START DATA FOR PROCESSING

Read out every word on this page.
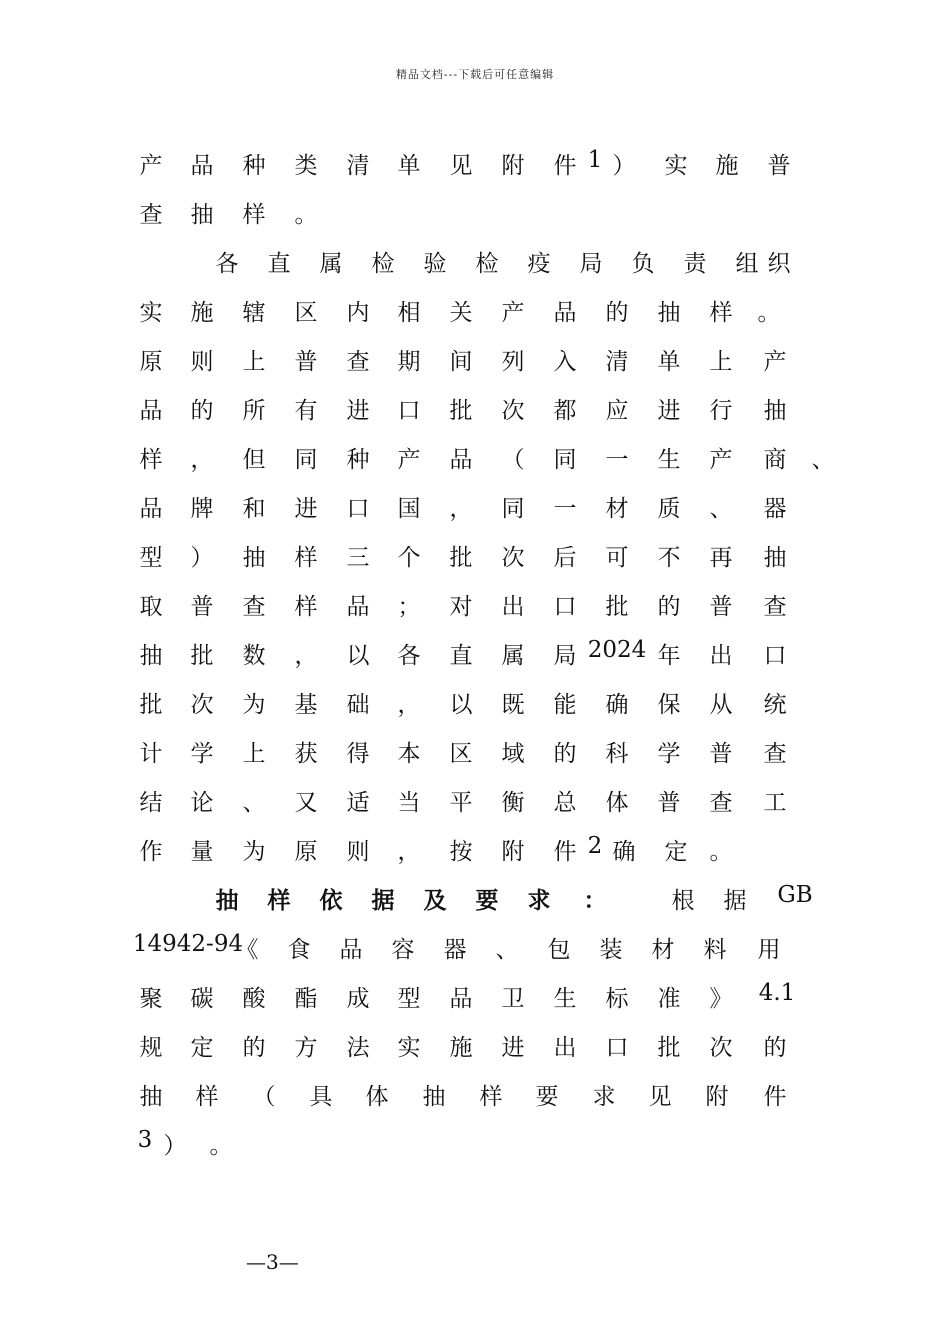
精品文档---下载后可任意编辑
产 品 种 类 清 单 见 附 件 1 ） 实 施 普
查 抽 样 。
各 直 属 检 验 检 疫 局 负 责 组 织
实 施 辖 区 内 相 关 产 品 的 抽 样 。
原 则 上 普 查 期 间 列 入 清 单 上 产
品 的 所 有 进 口 批 次 都 应 进 行 抽
样 ， 但 同 种 产 品 （ 同 一 生 产 商 、
品 牌 和 进 口 国 ， 同 一 材 质 、 器
型 ） 抽 样 三 个 批 次 后 可 不 再 抽
取 普 查 样 品 ； 对 出 口 批 的 普 查
抽 批 数 ， 以 各 直 属 局 2024 年 出 口
批 次 为 基 础 ， 以 既 能 确 保 从 统
计 学 上 获 得 本 区 域 的 科 学 普 查
结 论 、 又 适 当 平 衡 总 体 普 查 工
作 量 为 原 则 ， 按 附 件 2 确 定 。
抽 样 依 据 及 要 求 ：	根 据 GB
14942-94
《 食 品 容 器 、 包 装 材 料 用
聚 碳 酸 酯 成 型 品 卫 生 标 准 》 4.1
规 定 的 方 法 实 施 进 出 口 批 次 的
抽 样 （ 具 体 抽 样 要 求 见 附 件
3 ） 。
—3—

END DATA FOR PROCESSING

## INSTRUCTIONS TO FOLLOW
Copy the listing exactly. Any image in it stays out of the copy.

## THE COMPLETED TASK
Read out every word on this page.
精品文档---下载后可任意编辑
产 品 种 类 清 单 见 附 件 1 ） 实 施 普
查 抽 样 。
各 直 属 检 验 检 疫 局 负 责 组 织
实 施 辖 区 内 相 关 产 品 的 抽 样 。
原 则 上 普 查 期 间 列 入 清 单 上 产
品 的 所 有 进 口 批 次 都 应 进 行 抽
样 ， 但 同 种 产 品 （ 同 一 生 产 商 、
品 牌 和 进 口 国 ， 同 一 材 质 、 器
型 ） 抽 样 三 个 批 次 后 可 不 再 抽
取 普 查 样 品 ； 对 出 口 批 的 普 查
抽 批 数 ， 以 各 直 属 局 2024 年 出 口
批 次 为 基 础 ， 以 既 能 确 保 从 统
计 学 上 获 得 本 区 域 的 科 学 普 查
结 论 、 又 适 当 平 衡 总 体 普 查 工
作 量 为 原 则 ， 按 附 件 2 确 定 。
抽 样 依 据 及 要 求 ：	根 据 GB
14942-94
《 食 品 容 器 、 包 装 材 料 用
聚 碳 酸 酯 成 型 品 卫 生 标 准 》 4.1
规 定 的 方 法 实 施 进 出 口 批 次 的
抽 样 （ 具 体 抽 样 要 求 见 附 件
3 ） 。
—3—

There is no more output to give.